### Dataset records
■ ■ ■ ■ ■
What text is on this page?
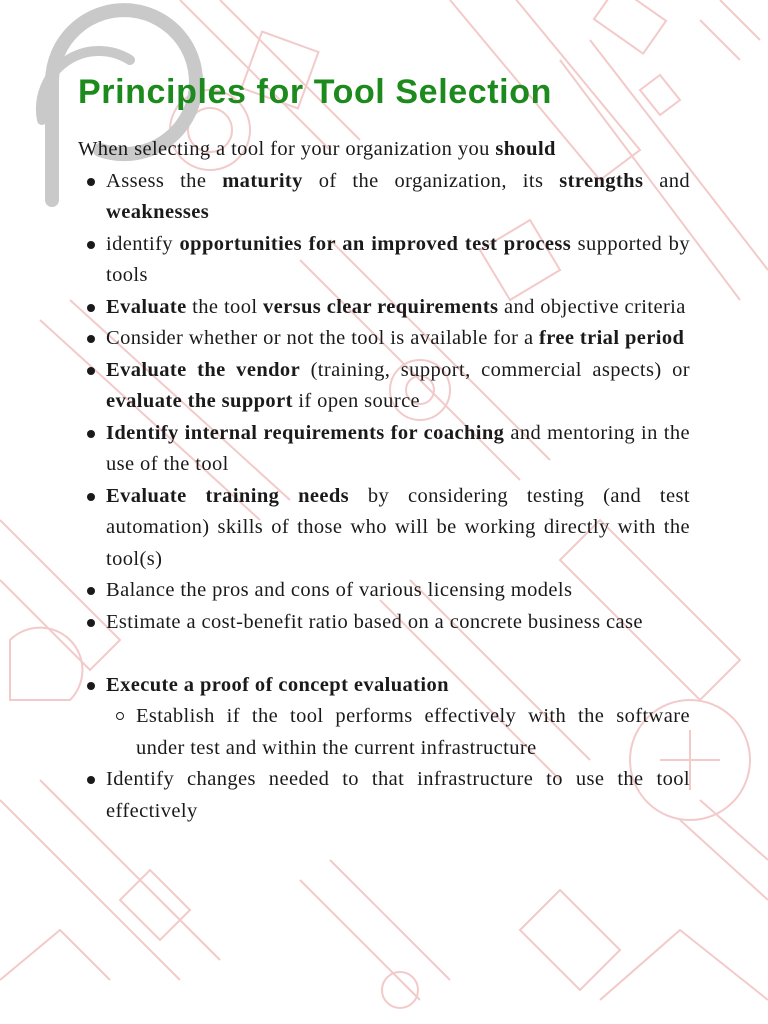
Principles for Tool Selection
When selecting a tool for your organization you should
Assess the maturity of the organization, its strengths and weaknesses
identify opportunities for an improved test process supported by tools
Evaluate the tool versus clear requirements and objective criteria
Consider whether or not the tool is available for a free trial period
Evaluate the vendor (training, support, commercial aspects) or evaluate the support if open source
Identify internal requirements for coaching and mentoring in the use of the tool
Evaluate training needs by considering testing (and test automation) skills of those who will be working directly with the tool(s)
Balance the pros and cons of various licensing models
Estimate a cost-benefit ratio based on a concrete business case
Execute a proof of concept evaluation
Establish if the tool performs effectively with the software under test and within the current infrastructure
Identify changes needed to that infrastructure to use the tool effectively
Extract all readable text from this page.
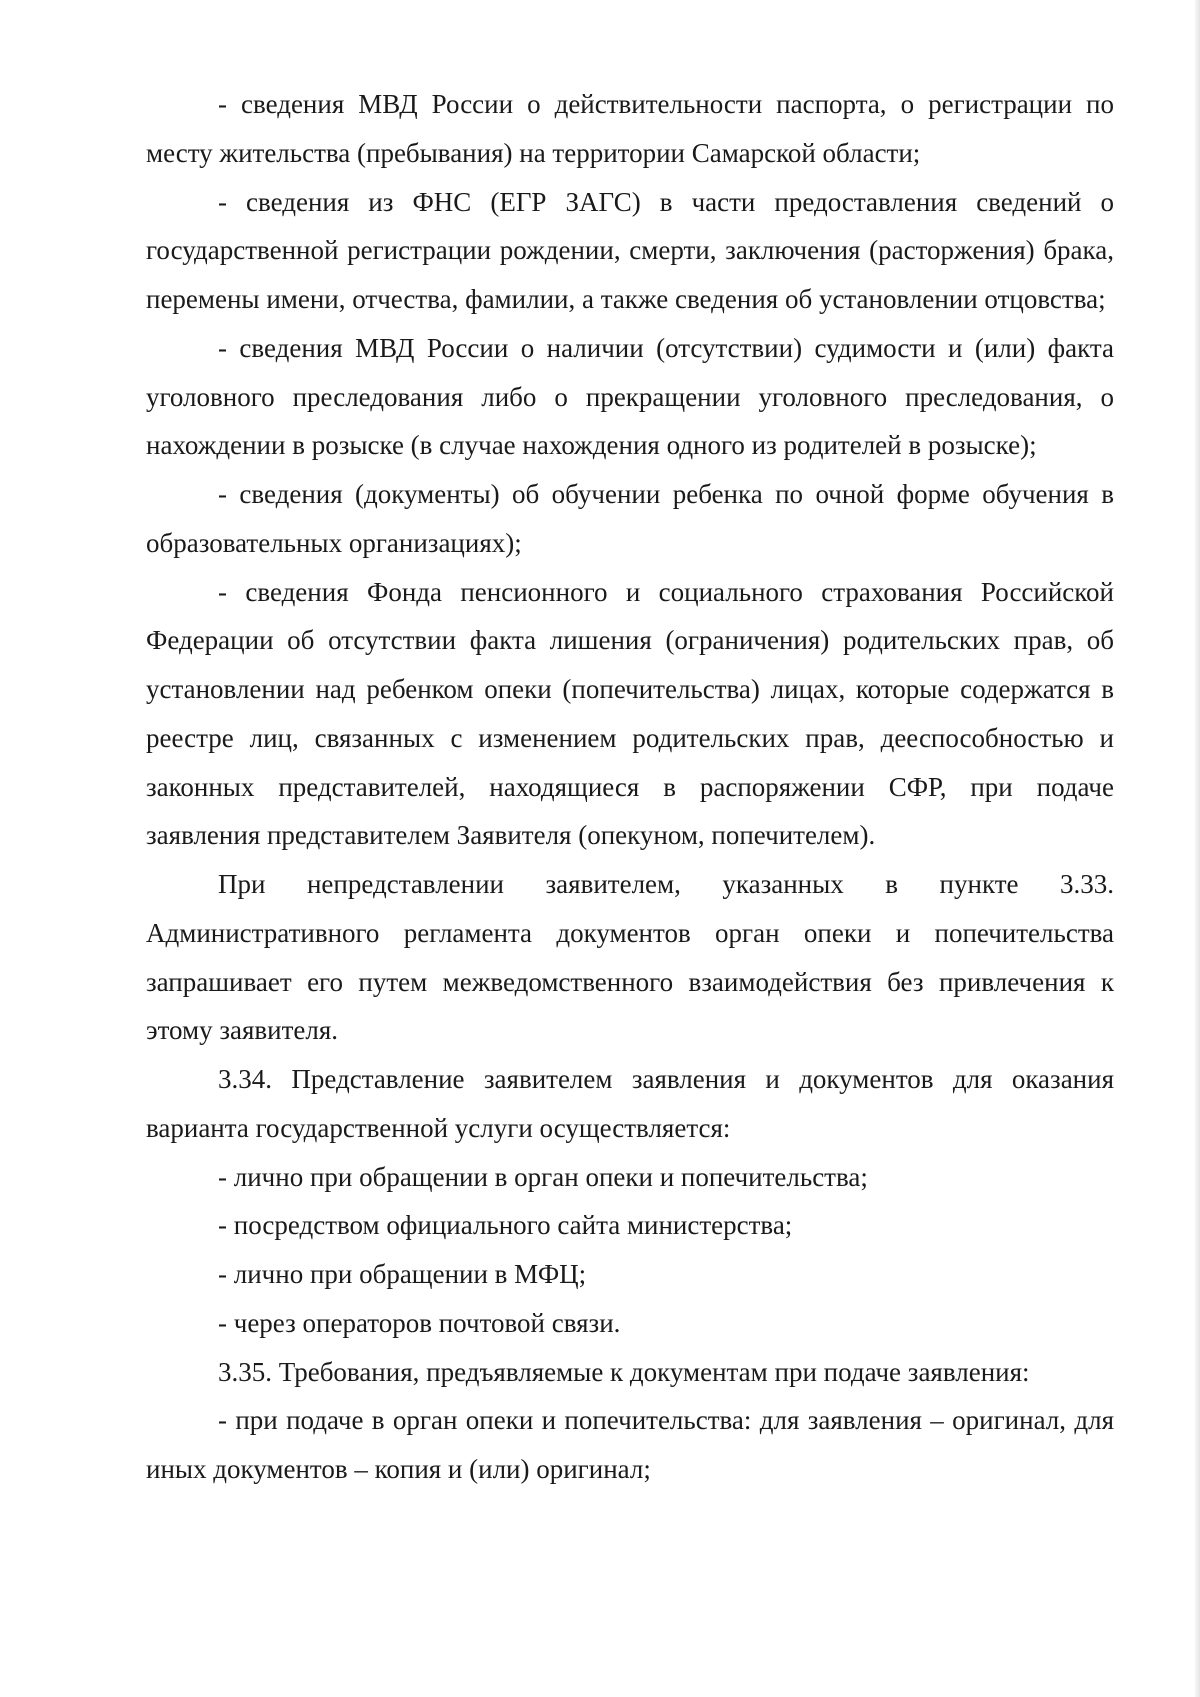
- сведения МВД России о действительности паспорта, о регистрации по месту жительства (пребывания) на территории Самарской области;

- сведения из ФНС (ЕГР ЗАГС) в части предоставления сведений о государственной регистрации рождении, смерти, заключения (расторжения) брака, перемены имени, отчества, фамилии, а также сведения об установлении отцовства;

- сведения МВД России о наличии (отсутствии) судимости и (или) факта уголовного преследования либо о прекращении уголовного преследования, о нахождении в розыске (в случае нахождения одного из родителей в розыске);

- сведения (документы) об обучении ребенка по очной форме обучения в образовательных организациях);

- сведения Фонда пенсионного и социального страхования Российской Федерации об отсутствии факта лишения (ограничения) родительских прав, об установлении над ребенком опеки (попечительства) лицах, которые содержатся в реестре лиц, связанных с изменением родительских прав, дееспособностью и законных представителей, находящиеся в распоряжении СФР, при подаче заявления представителем Заявителя (опекуном, попечителем).

При непредставлении заявителем, указанных в пункте 3.33. Административного регламента документов орган опеки и попечительства запрашивает его путем межведомственного взаимодействия без привлечения к этому заявителя.

3.34. Представление заявителем заявления и документов для оказания варианта государственной услуги осуществляется:

- лично при обращении в орган опеки и попечительства;

- посредством официального сайта министерства;

- лично при обращении в МФЦ;

- через операторов почтовой связи.

3.35. Требования, предъявляемые к документам при подаче заявления:

- при подаче в орган опеки и попечительства: для заявления – оригинал, для иных документов – копия и (или) оригинал;
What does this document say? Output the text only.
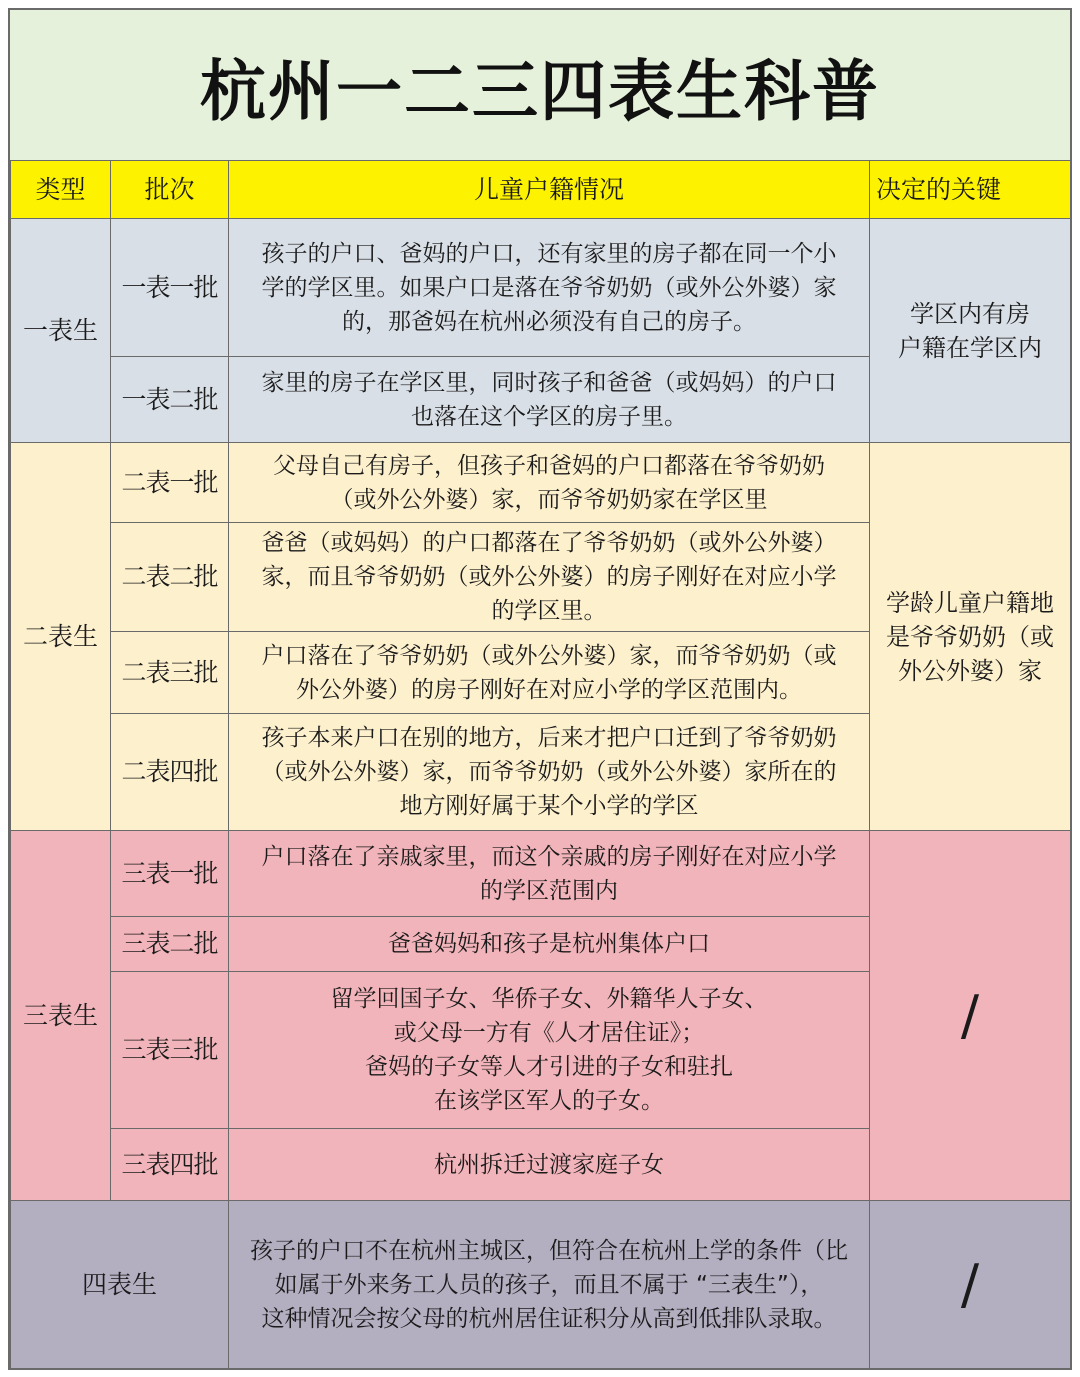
杭州一二三四表生科普
类型	批次	儿童户籍情况	决定的关键
一表生	一表一批	孩子的户口、爸妈的户口，还有家里的房子都在同一个小
学的学区里。如果户口是落在爷爷奶奶（或外公外婆）家
的，那爸妈在杭州必须没有自己的房子。	学区内有房
户籍在学区内

	一表二批	家里的房子在学区里，同时孩子和爸爸（或妈妈）的户口
也落在这个学区的房子里。	

二表生	二表一批	父母自己有房子，但孩子和爸妈的户口都落在爷爷奶奶
（或外公外婆）家，而爷爷奶奶家在学区里	学龄儿童户籍地
是爷爷奶奶（或
外公外婆）家

	二表二批	爸爸（或妈妈）的户口都落在了爷爷奶奶（或外公外婆）
家，而且爷爷奶奶（或外公外婆）的房子刚好在对应小学
的学区里。	

	二表三批	户口落在了爷爷奶奶（或外公外婆）家，而爷爷奶奶（或
外公外婆）的房子刚好在对应小学的学区范围内。	

	二表四批	孩子本来户口在别的地方，后来才把户口迁到了爷爷奶奶
（或外公外婆）家，而爷爷奶奶（或外公外婆）家所在的
地方刚好属于某个小学的学区	

三表生	三表一批	户口落在了亲戚家里，而这个亲戚的房子刚好在对应小学
的学区范围内	/
	三表二批	爸爸妈妈和孩子是杭州集体户口	

	三表三批	留学回国子女、华侨子女、外籍华人子女、
或父母一方有《人才居住证》；
爸妈的子女等人才引进的子女和驻扎
在该学区军人的子女。	

	三表四批	杭州拆迁过渡家庭子女	

四表生		孩子的户口不在杭州主城区，但符合在杭州上学的条件（比
如属于外来务工人员的孩子，而且不属于 “三表生”），
这种情况会按父母的杭州居住证积分从高到低排队录取。	/
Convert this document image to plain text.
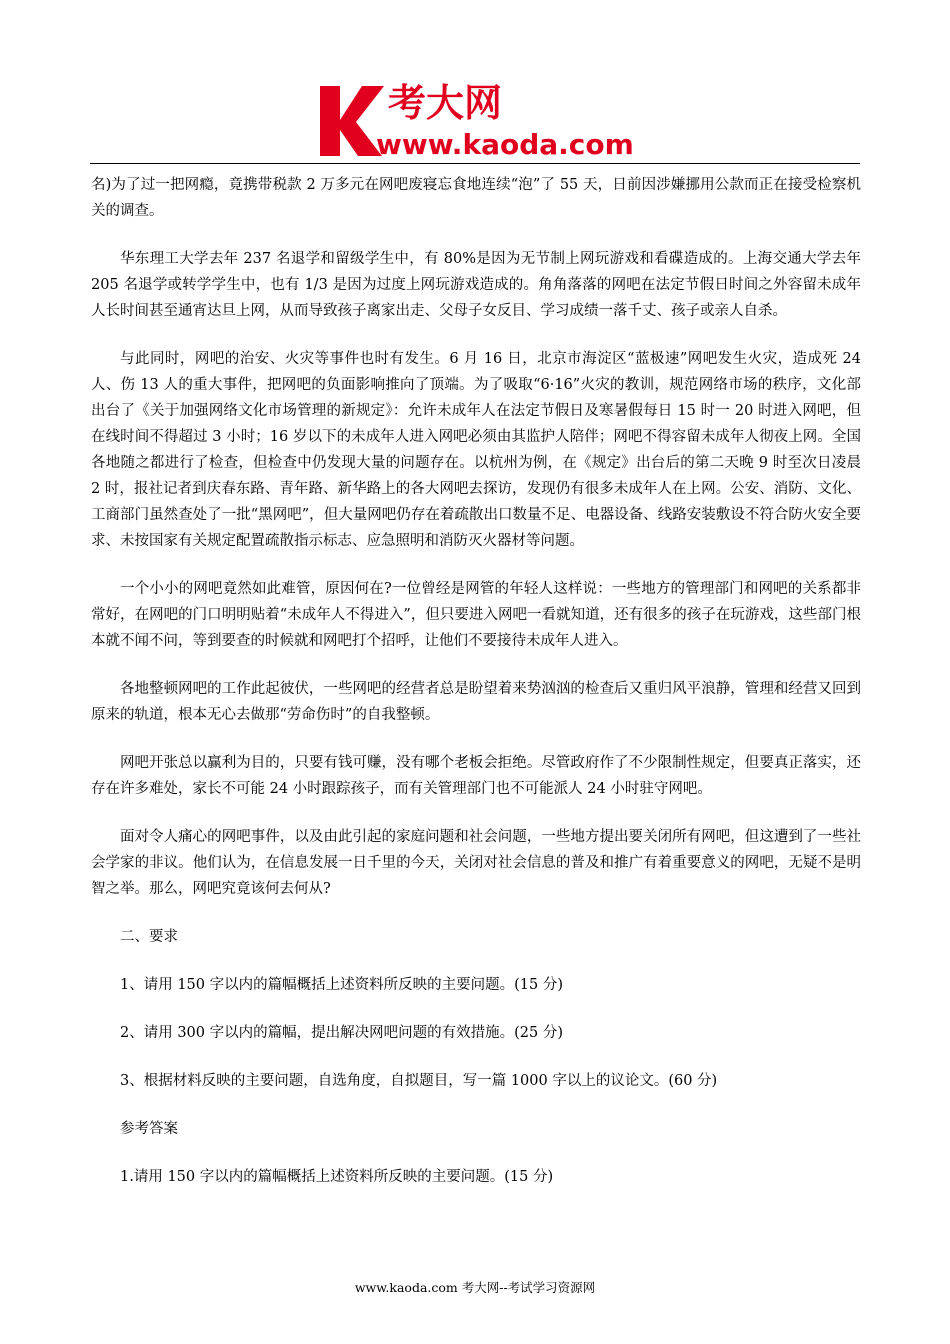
考大网
www.kaoda.com

名)为了过一把网瘾，竟携带税款 2 万多元在网吧废寝忘食地连续“泡”了 55 天，日前因涉嫌挪用公款而正在接受检察机关的调查。

华东理工大学去年 237 名退学和留级学生中，有 80%是因为无节制上网玩游戏和看碟造成的。上海交通大学去年 205 名退学或转学学生中，也有 1/3 是因为过度上网玩游戏造成的。角角落落的网吧在法定节假日时间之外容留未成年人长时间甚至通宵达旦上网，从而导致孩子离家出走、父母子女反目、学习成绩一落千丈、孩子或亲人自杀。

与此同时，网吧的治安、火灾等事件也时有发生。6 月 16 日，北京市海淀区“蓝极速”网吧发生火灾，造成死 24 人、伤 13 人的重大事件，把网吧的负面影响推向了顶端。为了吸取“6·16”火灾的教训，规范网络市场的秩序，文化部出台了《关于加强网络文化市场管理的新规定》：允许未成年人在法定节假日及寒暑假每日 15 时一 20 时进入网吧，但在线时间不得超过 3 小时；16 岁以下的未成年人进入网吧必须由其监护人陪伴；网吧不得容留未成年人彻夜上网。全国各地随之都进行了检查，但检查中仍发现大量的问题存在。以杭州为例，在《规定》出台后的第二天晚 9 时至次日凌晨 2 时，报社记者到庆春东路、青年路、新华路上的各大网吧去探访，发现仍有很多未成年人在上网。公安、消防、文化、工商部门虽然查处了一批“黑网吧”，但大量网吧仍存在着疏散出口数量不足、电器设备、线路安装敷设不符合防火安全要求、未按国家有关规定配置疏散指示标志、应急照明和消防灭火器材等问题。

一个小小的网吧竟然如此难管，原因何在?一位曾经是网管的年轻人这样说：一些地方的管理部门和网吧的关系都非常好，在网吧的门口明明贴着“未成年人不得进入”，但只要进入网吧一看就知道，还有很多的孩子在玩游戏，这些部门根本就不闻不问，等到要查的时候就和网吧打个招呼，让他们不要接待未成年人进入。

各地整顿网吧的工作此起彼伏，一些网吧的经营者总是盼望着来势汹汹的检查后又重归风平浪静，管理和经营又回到原来的轨道，根本无心去做那“劳命伤时”的自我整顿。

网吧开张总以赢利为目的，只要有钱可赚，没有哪个老板会拒绝。尽管政府作了不少限制性规定，但要真正落实，还存在许多难处，家长不可能 24 小时跟踪孩子，而有关管理部门也不可能派人 24 小时驻守网吧。

面对令人痛心的网吧事件，以及由此引起的家庭问题和社会问题，一些地方提出要关闭所有网吧，但这遭到了一些社会学家的非议。他们认为，在信息发展一日千里的今天，关闭对社会信息的普及和推广有着重要意义的网吧，无疑不是明智之举。那么，网吧究竟该何去何从?

二、要求

1、请用 150 字以内的篇幅概括上述资料所反映的主要问题。(15 分)

2、请用 300 字以内的篇幅，提出解决网吧问题的有效措施。(25 分)

3、根据材料反映的主要问题，自选角度，自拟题目，写一篇 1000 字以上的议论文。(60 分)

参考答案

1.请用 150 字以内的篇幅概括上述资料所反映的主要问题。(15 分)

www.kaoda.com 考大网--考试学习资源网
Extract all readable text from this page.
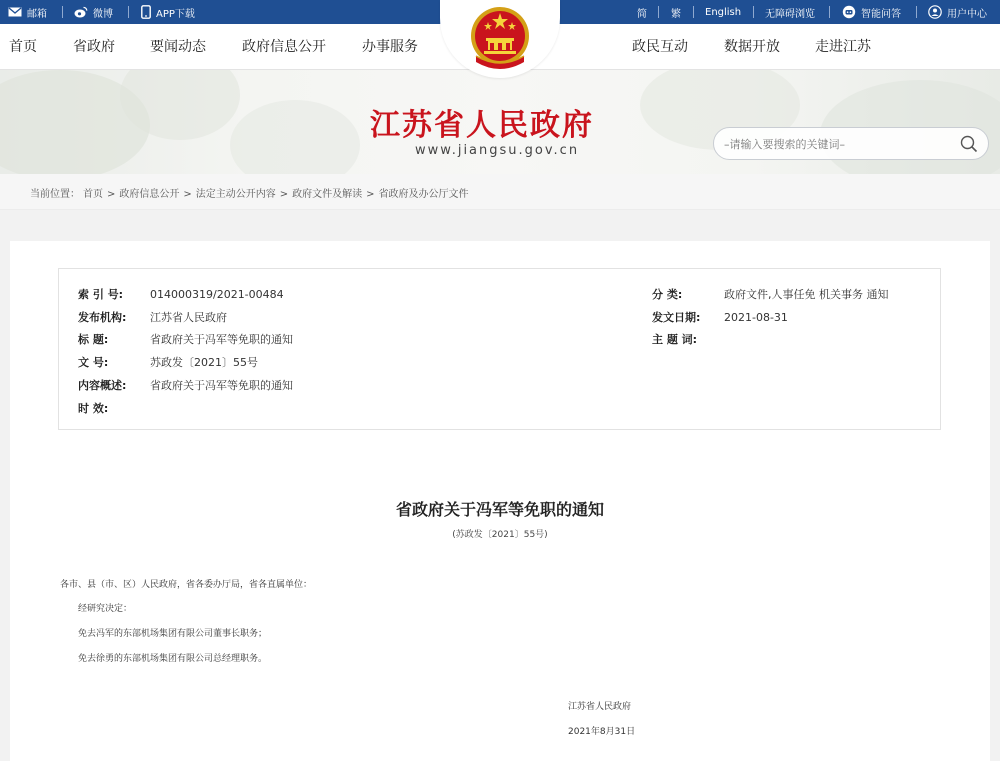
邮箱	微博	APP下载	简 繁 English 无障碍浏览	智能问答	用户中心
首页	省政府	要闻动态	政府信息公开	办事服务	政民互动	数据开放	走进江苏
江苏省人民政府
www.jiangsu.gov.cn
–请输入要搜索的关键词–
当前位置： 首页 > 政府信息公开 > 法定主动公开内容 > 政府文件及解读 > 省政府及办公厅文件
索 引 号: 014000319/2021-00484
发布机构: 江苏省人民政府
标 题:	省政府关于冯军等免职的通知
文 号:	苏政发〔2021〕55号
内容概述: 省政府关于冯军等免职的通知
时 效:
分 类:	政府文件,人事任免 机关事务 通知
发文日期: 2021-08-31
主 题 词:
省政府关于冯军等免职的通知
(苏政发〔2021〕55号)
各市、县（市、区）人民政府，省各委办厅局，省各直属单位：
经研究决定：
免去冯军的东部机场集团有限公司董事长职务；
免去徐勇的东部机场集团有限公司总经理职务。
江苏省人民政府
2021年8月31日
■ ■ ■ ■ ■
### What is being asked
Filter the listing above for the string "with" and copy every matching line.

### Solution for this task
Evaluate training needs by considering testing (and test automation) skills of those who will be working directly with the tool(s)
Establish if the tool performs effectively with the software under test and within the current infrastructure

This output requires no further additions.